Problem description
Repeat the material verbatim. Images are excluded from the copy.

Records excerpted from a collection:

%%

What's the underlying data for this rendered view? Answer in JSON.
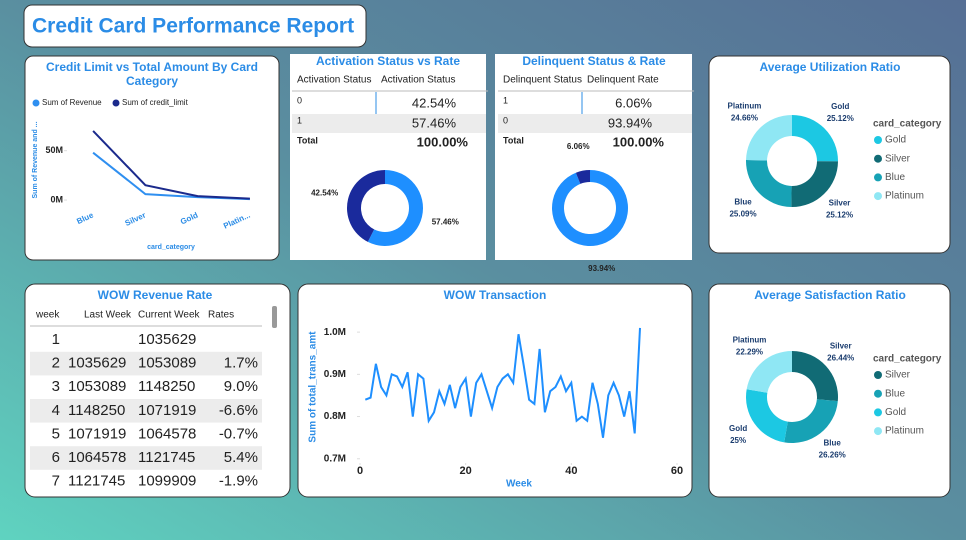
{
  "title": "Credit Card Performance Report",
  "chart_data": [
    {
      "type": "line",
      "title": "Credit Limit vs Total Amount By Card Category",
      "x_label": "card_category",
      "y_label": "Sum of Revenue and ...",
      "categories": [
        "Blue",
        "Silver",
        "Gold",
        "Platin..."
      ],
      "series": [
        {
          "name": "Sum of Revenue",
          "color": "#2f8ff0",
          "values": [
            48000000,
            6000000,
            3000000,
            1000000
          ]
        },
        {
          "name": "Sum of credit_limit",
          "color": "#1b2a8c",
          "values": [
            70000000,
            15000000,
            4000000,
            1500000
          ]
        }
      ],
      "ylim": [
        -5000000,
        76000000
      ],
      "yticks": [
        {
          "value": 0,
          "label": "0M"
        },
        {
          "value": 50000000,
          "label": "50M"
        }
      ],
      "legend": "top-left"
    },
    {
      "type": "donut",
      "values": [
        57.46,
        42.54
      ],
      "value_labels": [
        "57.46%",
        "42.54%"
      ],
      "colors": [
        "#1e8fff",
        "#1a2a9c"
      ]
    },
    {
      "type": "donut",
      "values": [
        93.94,
        6.06
      ],
      "value_labels": [
        "93.94%",
        "6.06%"
      ],
      "colors": [
        "#1e8fff",
        "#1a2a9c"
      ]
    },
    {
      "type": "donut",
      "title": "Average Utilization Ratio",
      "legend_title": "card_category",
      "legend": "right",
      "categories": [
        "Gold",
        "Silver",
        "Blue",
        "Platinum"
      ],
      "values": [
        25.12,
        25.12,
        25.09,
        24.66
      ],
      "value_labels": [
        "25.12%",
        "25.12%",
        "25.09%",
        "24.66%"
      ],
      "colors": [
        "#1cc8e3",
        "#116b75",
        "#17a2b5",
        "#8fe7f4"
      ]
    },
    {
      "type": "line",
      "title": "WOW Transaction",
      "x_label": "Week",
      "y_label": "Sum of total_trans_amt",
      "color": "#1e8fff",
      "x": [
        1,
        2,
        3,
        4,
        5,
        6,
        7,
        8,
        9,
        10,
        11,
        12,
        13,
        14,
        15,
        16,
        17,
        18,
        19,
        20,
        21,
        22,
        23,
        24,
        25,
        26,
        27,
        28,
        29,
        30,
        31,
        32,
        33,
        34,
        35,
        36,
        37,
        38,
        39,
        40,
        41,
        42,
        43,
        44,
        45,
        46,
        47,
        48,
        49,
        50,
        51,
        52,
        53
      ],
      "values": [
        840000,
        845000,
        925000,
        870000,
        850000,
        900000,
        895000,
        870000,
        905000,
        800000,
        900000,
        890000,
        790000,
        810000,
        860000,
        830000,
        875000,
        820000,
        870000,
        890000,
        800000,
        880000,
        900000,
        860000,
        820000,
        870000,
        890000,
        900000,
        880000,
        995000,
        920000,
        840000,
        830000,
        960000,
        810000,
        860000,
        870000,
        895000,
        860000,
        880000,
        790000,
        800000,
        790000,
        880000,
        830000,
        750000,
        850000,
        880000,
        850000,
        800000,
        860000,
        760000,
        1010000
      ],
      "xlim": [
        0,
        60
      ],
      "xticks": [
        0,
        20,
        40,
        60
      ],
      "ylim": [
        690000,
        1050000
      ],
      "yticks": [
        {
          "value": 700000,
          "label": "0.7M"
        },
        {
          "value": 800000,
          "label": "0.8M"
        },
        {
          "value": 900000,
          "label": "0.9M"
        },
        {
          "value": 1000000,
          "label": "1.0M"
        }
      ]
    },
    {
      "type": "donut",
      "title": "Average Satisfaction Ratio",
      "legend_title": "card_category",
      "legend": "right",
      "categories": [
        "Silver",
        "Blue",
        "Gold",
        "Platinum"
      ],
      "values": [
        26.44,
        26.26,
        25,
        22.29
      ],
      "value_labels": [
        "26.44%",
        "26.26%",
        "25%",
        "22.29%"
      ],
      "colors": [
        "#116b75",
        "#17a2b5",
        "#1cc8e3",
        "#8fe7f4"
      ]
    }
  ],
  "tables": [
    {
      "title": "Activation Status vs Rate",
      "columns": [
        "Activation Status",
        "Activation Status"
      ],
      "rows": [
        [
          "0",
          "42.54%"
        ],
        [
          "1",
          "57.46%"
        ]
      ],
      "total": [
        "Total",
        "100.00%"
      ]
    },
    {
      "title": "Delinquent Status & Rate",
      "columns": [
        "Delinquent Status",
        "Delinquent Rate"
      ],
      "rows": [
        [
          "1",
          "6.06%"
        ],
        [
          "0",
          "93.94%"
        ]
      ],
      "total": [
        "Total",
        "100.00%"
      ]
    },
    {
      "title": "WOW Revenue Rate",
      "columns": [
        "week",
        "Last Week",
        "Current Week",
        "Rates"
      ],
      "rows": [
        [
          "1",
          null,
          "1035629",
          null
        ],
        [
          "2",
          "1035629",
          "1053089",
          "1.7%"
        ],
        [
          "3",
          "1053089",
          "1148250",
          "9.0%"
        ],
        [
          "4",
          "1148250",
          "1071919",
          "-6.6%"
        ],
        [
          "5",
          "1071919",
          "1064578",
          "-0.7%"
        ],
        [
          "6",
          "1064578",
          "1121745",
          "5.4%"
        ],
        [
          "7",
          "1121745",
          "1099909",
          "-1.9%"
        ]
      ]
    }
  ]
}
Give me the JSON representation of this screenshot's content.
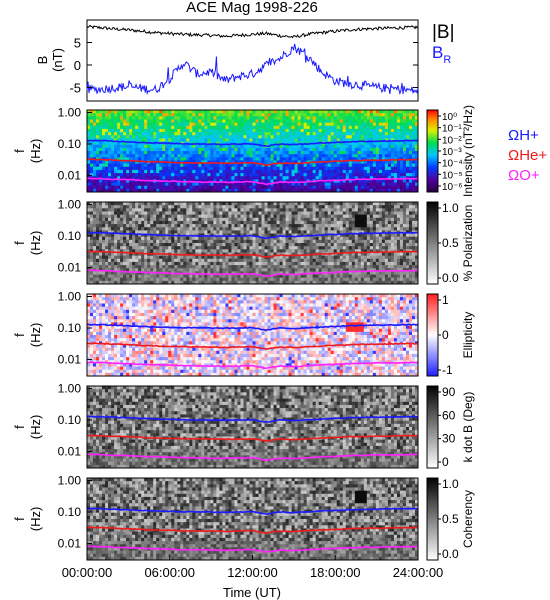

%%

Result of the task
What's the underlying data for this rendered view? Answer in JSON.
{
  "title": "Credit Card Performance Report",
  "chart_data": [
    {
      "type": "line",
      "title": "Credit Limit vs Total Amount By Card Category",
      "x_label": "card_category",
      "y_label": "Sum of Revenue and ...",
      "categories": [
        "Blue",
        "Silver",
        "Gold",
        "Platin..."
      ],
      "series": [
        {
          "name": "Sum of Revenue",
          "color": "#2f8ff0",
          "values": [
            48000000,
            6000000,
            3000000,
            1000000
          ]
        },
        {
          "name": "Sum of credit_limit",
          "color": "#1b2a8c",
          "values": [
            70000000,
            15000000,
            4000000,
            1500000
          ]
        }
      ],
      "ylim": [
        -5000000,
        76000000
      ],
      "yticks": [
        {
          "value": 0,
          "label": "0M"
        },
        {
          "value": 50000000,
          "label": "50M"
        }
      ],
      "legend": "top-left"
    },
    {
      "type": "donut",
      "values": [
        57.46,
        42.54
      ],
      "value_labels": [
        "57.46%",
        "42.54%"
      ],
      "colors": [
        "#1e8fff",
        "#1a2a9c"
      ]
    },
    {
      "type": "donut",
      "values": [
        93.94,
        6.06
      ],
      "value_labels": [
        "93.94%",
        "6.06%"
      ],
      "colors": [
        "#1e8fff",
        "#1a2a9c"
      ]
    },
    {
      "type": "donut",
      "title": "Average Utilization Ratio",
      "legend_title": "card_category",
      "legend": "right",
      "categories": [
        "Gold",
        "Silver",
        "Blue",
        "Platinum"
      ],
      "values": [
        25.12,
        25.12,
        25.09,
        24.66
      ],
      "value_labels": [
        "25.12%",
        "25.12%",
        "25.09%",
        "24.66%"
      ],
      "colors": [
        "#1cc8e3",
        "#116b75",
        "#17a2b5",
        "#8fe7f4"
      ]
    },
    {
      "type": "line",
      "title": "WOW Transaction",
      "x_label": "Week",
      "y_label": "Sum of total_trans_amt",
      "color": "#1e8fff",
      "x": [
        1,
        2,
        3,
        4,
        5,
        6,
        7,
        8,
        9,
        10,
        11,
        12,
        13,
        14,
        15,
        16,
        17,
        18,
        19,
        20,
        21,
        22,
        23,
        24,
        25,
        26,
        27,
        28,
        29,
        30,
        31,
        32,
        33,
        34,
        35,
        36,
        37,
        38,
        39,
        40,
        41,
        42,
        43,
        44,
        45,
        46,
        47,
        48,
        49,
        50,
        51,
        52,
        53
      ],
      "values": [
        840000,
        845000,
        925000,
        870000,
        850000,
        900000,
        895000,
        870000,
        905000,
        800000,
        900000,
        890000,
        790000,
        810000,
        860000,
        830000,
        875000,
        820000,
        870000,
        890000,
        800000,
        880000,
        900000,
        860000,
        820000,
        870000,
        890000,
        900000,
        880000,
        995000,
        920000,
        840000,
        830000,
        960000,
        810000,
        860000,
        870000,
        895000,
        860000,
        880000,
        790000,
        800000,
        790000,
        880000,
        830000,
        750000,
        850000,
        880000,
        850000,
        800000,
        860000,
        760000,
        1010000
      ],
      "xlim": [
        0,
        60
      ],
      "xticks": [
        0,
        20,
        40,
        60
      ],
      "ylim": [
        690000,
        1050000
      ],
      "yticks": [
        {
          "value": 700000,
          "label": "0.7M"
        },
        {
          "value": 800000,
          "label": "0.8M"
        },
        {
          "value": 900000,
          "label": "0.9M"
        },
        {
          "value": 1000000,
          "label": "1.0M"
        }
      ]
    },
    {
      "type": "donut",
      "title": "Average Satisfaction Ratio",
      "legend_title": "card_category",
      "legend": "right",
      "categories": [
        "Silver",
        "Blue",
        "Gold",
        "Platinum"
      ],
      "values": [
        26.44,
        26.26,
        25,
        22.29
      ],
      "value_labels": [
        "26.44%",
        "26.26%",
        "25%",
        "22.29%"
      ],
      "colors": [
        "#116b75",
        "#17a2b5",
        "#1cc8e3",
        "#8fe7f4"
      ]
    }
  ],
  "tables": [
    {
      "title": "Activation Status vs Rate",
      "columns": [
        "Activation Status",
        "Activation Status"
      ],
      "rows": [
        [
          "0",
          "42.54%"
        ],
        [
          "1",
          "57.46%"
        ]
      ],
      "total": [
        "Total",
        "100.00%"
      ]
    },
    {
      "title": "Delinquent Status & Rate",
      "columns": [
        "Delinquent Status",
        "Delinquent Rate"
      ],
      "rows": [
        [
          "1",
          "6.06%"
        ],
        [
          "0",
          "93.94%"
        ]
      ],
      "total": [
        "Total",
        "100.00%"
      ]
    },
    {
      "title": "WOW Revenue Rate",
      "columns": [
        "week",
        "Last Week",
        "Current Week",
        "Rates"
      ],
      "rows": [
        [
          "1",
          null,
          "1035629",
          null
        ],
        [
          "2",
          "1035629",
          "1053089",
          "1.7%"
        ],
        [
          "3",
          "1053089",
          "1148250",
          "9.0%"
        ],
        [
          "4",
          "1148250",
          "1071919",
          "-6.6%"
        ],
        [
          "5",
          "1071919",
          "1064578",
          "-0.7%"
        ],
        [
          "6",
          "1064578",
          "1121745",
          "5.4%"
        ],
        [
          "7",
          "1121745",
          "1099909",
          "-1.9%"
        ]
      ]
    }
  ]
}
Give me the JSON representation of this screenshot's content.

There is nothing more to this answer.